- [EXERCISE PROMPT] The listing beneath should be written out in full, exactly as shown.

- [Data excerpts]
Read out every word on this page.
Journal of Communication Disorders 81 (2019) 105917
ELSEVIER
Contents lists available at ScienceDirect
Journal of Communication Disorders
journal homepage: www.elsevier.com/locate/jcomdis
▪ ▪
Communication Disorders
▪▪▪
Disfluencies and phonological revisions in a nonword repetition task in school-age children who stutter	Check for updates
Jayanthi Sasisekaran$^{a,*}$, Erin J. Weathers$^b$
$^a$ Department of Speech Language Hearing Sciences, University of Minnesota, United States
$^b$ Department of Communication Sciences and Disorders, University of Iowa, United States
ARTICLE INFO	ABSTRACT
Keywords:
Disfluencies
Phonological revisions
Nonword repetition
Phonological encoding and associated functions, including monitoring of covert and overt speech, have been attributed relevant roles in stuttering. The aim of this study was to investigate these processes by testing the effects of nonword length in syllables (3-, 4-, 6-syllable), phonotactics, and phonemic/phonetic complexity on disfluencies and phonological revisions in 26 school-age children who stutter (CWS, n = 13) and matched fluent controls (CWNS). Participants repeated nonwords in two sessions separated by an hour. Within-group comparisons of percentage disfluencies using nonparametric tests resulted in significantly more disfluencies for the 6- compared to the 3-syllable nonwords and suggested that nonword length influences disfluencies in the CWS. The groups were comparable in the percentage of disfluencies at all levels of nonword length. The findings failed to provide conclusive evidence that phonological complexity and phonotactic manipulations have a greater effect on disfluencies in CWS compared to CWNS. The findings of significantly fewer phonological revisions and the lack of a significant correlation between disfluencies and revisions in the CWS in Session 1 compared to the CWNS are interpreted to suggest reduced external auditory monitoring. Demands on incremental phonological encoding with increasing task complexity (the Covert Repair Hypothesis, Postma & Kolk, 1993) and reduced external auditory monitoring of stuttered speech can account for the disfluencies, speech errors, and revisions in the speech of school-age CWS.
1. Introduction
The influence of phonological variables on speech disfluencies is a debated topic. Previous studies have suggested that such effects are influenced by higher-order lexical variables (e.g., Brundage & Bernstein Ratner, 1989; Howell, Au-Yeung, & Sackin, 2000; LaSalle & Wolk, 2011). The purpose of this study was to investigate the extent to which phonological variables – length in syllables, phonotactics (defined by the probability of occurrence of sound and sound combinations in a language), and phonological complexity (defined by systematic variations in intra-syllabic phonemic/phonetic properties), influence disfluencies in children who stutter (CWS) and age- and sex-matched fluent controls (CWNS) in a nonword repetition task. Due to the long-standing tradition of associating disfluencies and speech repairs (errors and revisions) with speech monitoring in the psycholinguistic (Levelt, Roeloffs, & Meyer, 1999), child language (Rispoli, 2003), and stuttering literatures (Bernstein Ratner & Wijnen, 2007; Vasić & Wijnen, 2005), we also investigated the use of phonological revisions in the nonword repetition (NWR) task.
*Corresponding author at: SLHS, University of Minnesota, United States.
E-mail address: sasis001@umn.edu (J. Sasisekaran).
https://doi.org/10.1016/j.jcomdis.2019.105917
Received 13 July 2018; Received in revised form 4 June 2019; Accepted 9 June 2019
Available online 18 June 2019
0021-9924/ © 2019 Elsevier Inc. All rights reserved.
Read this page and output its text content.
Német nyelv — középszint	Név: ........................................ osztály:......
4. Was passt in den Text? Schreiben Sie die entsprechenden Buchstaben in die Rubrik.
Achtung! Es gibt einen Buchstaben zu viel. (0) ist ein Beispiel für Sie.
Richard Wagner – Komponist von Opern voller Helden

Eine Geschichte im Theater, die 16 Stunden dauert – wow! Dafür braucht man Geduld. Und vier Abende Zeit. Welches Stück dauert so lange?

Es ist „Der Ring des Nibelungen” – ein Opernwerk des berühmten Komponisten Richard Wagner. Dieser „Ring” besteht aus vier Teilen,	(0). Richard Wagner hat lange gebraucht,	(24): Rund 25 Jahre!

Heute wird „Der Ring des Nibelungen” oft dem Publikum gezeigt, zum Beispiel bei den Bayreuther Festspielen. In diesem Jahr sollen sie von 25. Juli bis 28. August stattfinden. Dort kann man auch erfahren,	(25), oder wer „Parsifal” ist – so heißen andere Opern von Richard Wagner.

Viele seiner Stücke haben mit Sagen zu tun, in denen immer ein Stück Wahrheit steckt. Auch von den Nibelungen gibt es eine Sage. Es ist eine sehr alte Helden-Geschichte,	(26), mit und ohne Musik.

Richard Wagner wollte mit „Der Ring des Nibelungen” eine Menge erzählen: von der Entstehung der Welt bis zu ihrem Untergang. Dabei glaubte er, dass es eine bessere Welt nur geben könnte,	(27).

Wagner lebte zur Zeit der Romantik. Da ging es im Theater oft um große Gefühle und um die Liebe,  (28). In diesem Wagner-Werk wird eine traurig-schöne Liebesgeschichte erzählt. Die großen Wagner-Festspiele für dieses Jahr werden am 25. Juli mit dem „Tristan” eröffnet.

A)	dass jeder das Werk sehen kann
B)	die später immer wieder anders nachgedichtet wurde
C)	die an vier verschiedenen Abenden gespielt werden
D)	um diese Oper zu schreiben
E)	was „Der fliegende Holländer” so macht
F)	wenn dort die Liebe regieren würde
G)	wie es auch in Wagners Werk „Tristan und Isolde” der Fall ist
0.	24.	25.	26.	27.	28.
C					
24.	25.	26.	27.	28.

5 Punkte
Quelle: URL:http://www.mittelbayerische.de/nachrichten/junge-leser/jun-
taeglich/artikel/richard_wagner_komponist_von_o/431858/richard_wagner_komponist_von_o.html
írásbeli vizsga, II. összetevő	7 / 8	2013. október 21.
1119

- [OUTPUT]
Read out every word on this page.
Journal of Communication Disorders 81 (2019) 105917
ELSEVIER
Contents lists available at ScienceDirect
Journal of Communication Disorders
journal homepage: www.elsevier.com/locate/jcomdis
▪ ▪
Communication Disorders
▪▪▪
Disfluencies and phonological revisions in a nonword repetition task in school-age children who stutter	Check for updates
Jayanthi Sasisekaran$^{a,*}$, Erin J. Weathers$^b$
$^a$ Department of Speech Language Hearing Sciences, University of Minnesota, United States
$^b$ Department of Communication Sciences and Disorders, University of Iowa, United States
ARTICLE INFO	ABSTRACT
Keywords:
Disfluencies
Phonological revisions
Nonword repetition
Phonological encoding and associated functions, including monitoring of covert and overt speech, have been attributed relevant roles in stuttering. The aim of this study was to investigate these processes by testing the effects of nonword length in syllables (3-, 4-, 6-syllable), phonotactics, and phonemic/phonetic complexity on disfluencies and phonological revisions in 26 school-age children who stutter (CWS, n = 13) and matched fluent controls (CWNS). Participants repeated nonwords in two sessions separated by an hour. Within-group comparisons of percentage disfluencies using nonparametric tests resulted in significantly more disfluencies for the 6- compared to the 3-syllable nonwords and suggested that nonword length influences disfluencies in the CWS. The groups were comparable in the percentage of disfluencies at all levels of nonword length. The findings failed to provide conclusive evidence that phonological complexity and phonotactic manipulations have a greater effect on disfluencies in CWS compared to CWNS. The findings of significantly fewer phonological revisions and the lack of a significant correlation between disfluencies and revisions in the CWS in Session 1 compared to the CWNS are interpreted to suggest reduced external auditory monitoring. Demands on incremental phonological encoding with increasing task complexity (the Covert Repair Hypothesis, Postma & Kolk, 1993) and reduced external auditory monitoring of stuttered speech can account for the disfluencies, speech errors, and revisions in the speech of school-age CWS.
1. Introduction
The influence of phonological variables on speech disfluencies is a debated topic. Previous studies have suggested that such effects are influenced by higher-order lexical variables (e.g., Brundage & Bernstein Ratner, 1989; Howell, Au-Yeung, & Sackin, 2000; LaSalle & Wolk, 2011). The purpose of this study was to investigate the extent to which phonological variables – length in syllables, phonotactics (defined by the probability of occurrence of sound and sound combinations in a language), and phonological complexity (defined by systematic variations in intra-syllabic phonemic/phonetic properties), influence disfluencies in children who stutter (CWS) and age- and sex-matched fluent controls (CWNS) in a nonword repetition task. Due to the long-standing tradition of associating disfluencies and speech repairs (errors and revisions) with speech monitoring in the psycholinguistic (Levelt, Roeloffs, & Meyer, 1999), child language (Rispoli, 2003), and stuttering literatures (Bernstein Ratner & Wijnen, 2007; Vasić & Wijnen, 2005), we also investigated the use of phonological revisions in the nonword repetition (NWR) task.
*Corresponding author at: SLHS, University of Minnesota, United States.
E-mail address: sasis001@umn.edu (J. Sasisekaran).
https://doi.org/10.1016/j.jcomdis.2019.105917
Received 13 July 2018; Received in revised form 4 June 2019; Accepted 9 June 2019
Available online 18 June 2019
0021-9924/ © 2019 Elsevier Inc. All rights reserved.
Read this page and output its text content.
Német nyelv — középszint	Név: ........................................ osztály:......
4. Was passt in den Text? Schreiben Sie die entsprechenden Buchstaben in die Rubrik.
Achtung! Es gibt einen Buchstaben zu viel. (0) ist ein Beispiel für Sie.
Richard Wagner – Komponist von Opern voller Helden

Eine Geschichte im Theater, die 16 Stunden dauert – wow! Dafür braucht man Geduld. Und vier Abende Zeit. Welches Stück dauert so lange?

Es ist „Der Ring des Nibelungen” – ein Opernwerk des berühmten Komponisten Richard Wagner. Dieser „Ring” besteht aus vier Teilen,	(0). Richard Wagner hat lange gebraucht,	(24): Rund 25 Jahre!

Heute wird „Der Ring des Nibelungen” oft dem Publikum gezeigt, zum Beispiel bei den Bayreuther Festspielen. In diesem Jahr sollen sie von 25. Juli bis 28. August stattfinden. Dort kann man auch erfahren,	(25), oder wer „Parsifal” ist – so heißen andere Opern von Richard Wagner.

Viele seiner Stücke haben mit Sagen zu tun, in denen immer ein Stück Wahrheit steckt. Auch von den Nibelungen gibt es eine Sage. Es ist eine sehr alte Helden-Geschichte,	(26), mit und ohne Musik.

Richard Wagner wollte mit „Der Ring des Nibelungen” eine Menge erzählen: von der Entstehung der Welt bis zu ihrem Untergang. Dabei glaubte er, dass es eine bessere Welt nur geben könnte,	(27).

Wagner lebte zur Zeit der Romantik. Da ging es im Theater oft um große Gefühle und um die Liebe,  (28). In diesem Wagner-Werk wird eine traurig-schöne Liebesgeschichte erzählt. Die großen Wagner-Festspiele für dieses Jahr werden am 25. Juli mit dem „Tristan” eröffnet.

A)	dass jeder das Werk sehen kann
B)	die später immer wieder anders nachgedichtet wurde
C)	die an vier verschiedenen Abenden gespielt werden
D)	um diese Oper zu schreiben
E)	was „Der fliegende Holländer” so macht
F)	wenn dort die Liebe regieren würde
G)	wie es auch in Wagners Werk „Tristan und Isolde” der Fall ist
0.	24.	25.	26.	27.	28.
C					
24.	25.	26.	27.	28.

5 Punkte
Quelle: URL:http://www.mittelbayerische.de/nachrichten/junge-leser/jun-
taeglich/artikel/richard_wagner_komponist_von_o/431858/richard_wagner_komponist_von_o.html
írásbeli vizsga, II. összetevő	7 / 8	2013. október 21.
1119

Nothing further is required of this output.